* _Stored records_
+-------+

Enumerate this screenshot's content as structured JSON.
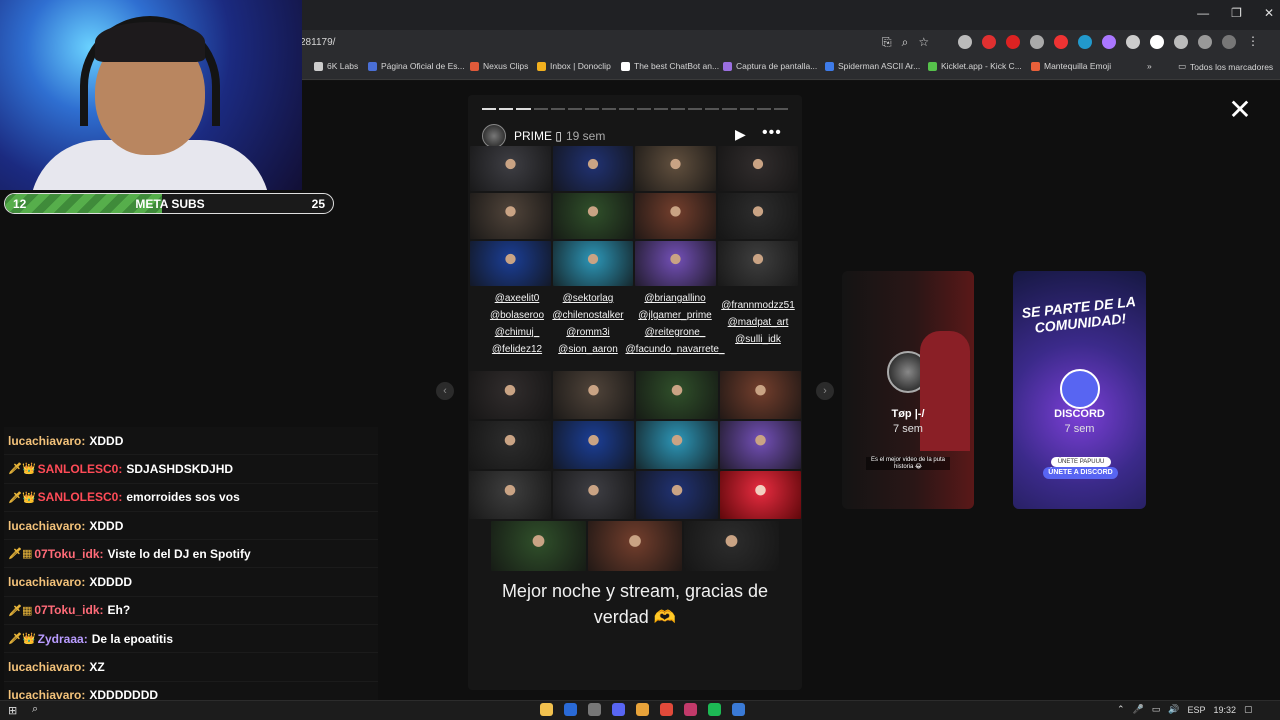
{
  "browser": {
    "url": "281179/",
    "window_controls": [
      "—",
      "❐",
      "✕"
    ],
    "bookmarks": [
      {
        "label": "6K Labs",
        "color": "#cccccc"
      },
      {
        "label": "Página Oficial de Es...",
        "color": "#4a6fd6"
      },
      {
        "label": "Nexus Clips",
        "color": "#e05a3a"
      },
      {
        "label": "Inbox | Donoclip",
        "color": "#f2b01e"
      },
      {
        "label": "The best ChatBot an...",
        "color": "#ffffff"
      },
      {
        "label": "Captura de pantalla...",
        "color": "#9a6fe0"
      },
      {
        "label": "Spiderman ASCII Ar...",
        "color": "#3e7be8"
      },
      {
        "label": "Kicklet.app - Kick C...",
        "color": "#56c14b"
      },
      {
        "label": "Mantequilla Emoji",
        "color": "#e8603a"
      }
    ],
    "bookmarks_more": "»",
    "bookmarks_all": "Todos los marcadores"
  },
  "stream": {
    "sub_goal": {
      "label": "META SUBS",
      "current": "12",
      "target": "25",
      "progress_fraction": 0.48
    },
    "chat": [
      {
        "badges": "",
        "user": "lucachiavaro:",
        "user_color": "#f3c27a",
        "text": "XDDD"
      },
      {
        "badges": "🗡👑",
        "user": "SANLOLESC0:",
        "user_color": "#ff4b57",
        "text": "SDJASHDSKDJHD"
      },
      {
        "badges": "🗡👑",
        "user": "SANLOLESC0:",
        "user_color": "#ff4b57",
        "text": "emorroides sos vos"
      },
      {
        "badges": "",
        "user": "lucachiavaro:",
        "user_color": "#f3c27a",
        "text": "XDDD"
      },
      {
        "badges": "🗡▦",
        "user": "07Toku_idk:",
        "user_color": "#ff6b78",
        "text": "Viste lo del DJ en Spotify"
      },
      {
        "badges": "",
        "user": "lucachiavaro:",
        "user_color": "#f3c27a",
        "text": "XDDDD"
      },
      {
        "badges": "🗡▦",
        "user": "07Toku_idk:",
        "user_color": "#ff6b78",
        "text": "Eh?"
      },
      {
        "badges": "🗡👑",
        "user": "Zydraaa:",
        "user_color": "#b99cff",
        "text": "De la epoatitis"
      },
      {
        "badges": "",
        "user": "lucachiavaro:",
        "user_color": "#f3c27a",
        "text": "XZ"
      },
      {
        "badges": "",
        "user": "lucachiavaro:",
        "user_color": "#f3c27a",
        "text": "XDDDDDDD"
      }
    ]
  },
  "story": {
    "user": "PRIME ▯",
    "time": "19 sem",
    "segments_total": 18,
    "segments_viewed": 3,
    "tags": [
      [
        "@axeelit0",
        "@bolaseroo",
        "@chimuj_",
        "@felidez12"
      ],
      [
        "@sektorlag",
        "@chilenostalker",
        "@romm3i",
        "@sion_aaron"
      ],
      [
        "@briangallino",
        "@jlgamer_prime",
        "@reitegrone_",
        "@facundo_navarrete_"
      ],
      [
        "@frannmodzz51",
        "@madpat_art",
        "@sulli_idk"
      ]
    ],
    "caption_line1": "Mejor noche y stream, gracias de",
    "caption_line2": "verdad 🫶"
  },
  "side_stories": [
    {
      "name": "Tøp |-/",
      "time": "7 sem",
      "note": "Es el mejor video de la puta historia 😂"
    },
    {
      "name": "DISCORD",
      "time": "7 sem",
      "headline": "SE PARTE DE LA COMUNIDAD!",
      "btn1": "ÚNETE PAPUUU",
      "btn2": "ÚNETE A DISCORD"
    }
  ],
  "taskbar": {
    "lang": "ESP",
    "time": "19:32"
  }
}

+-------+

* _To do_
Show each line of the data that contains the string "time".

* _Final answer_
    "time": "19 sem",
      "time": "7 sem",
      "time": "7 sem",
    "time": "19:32"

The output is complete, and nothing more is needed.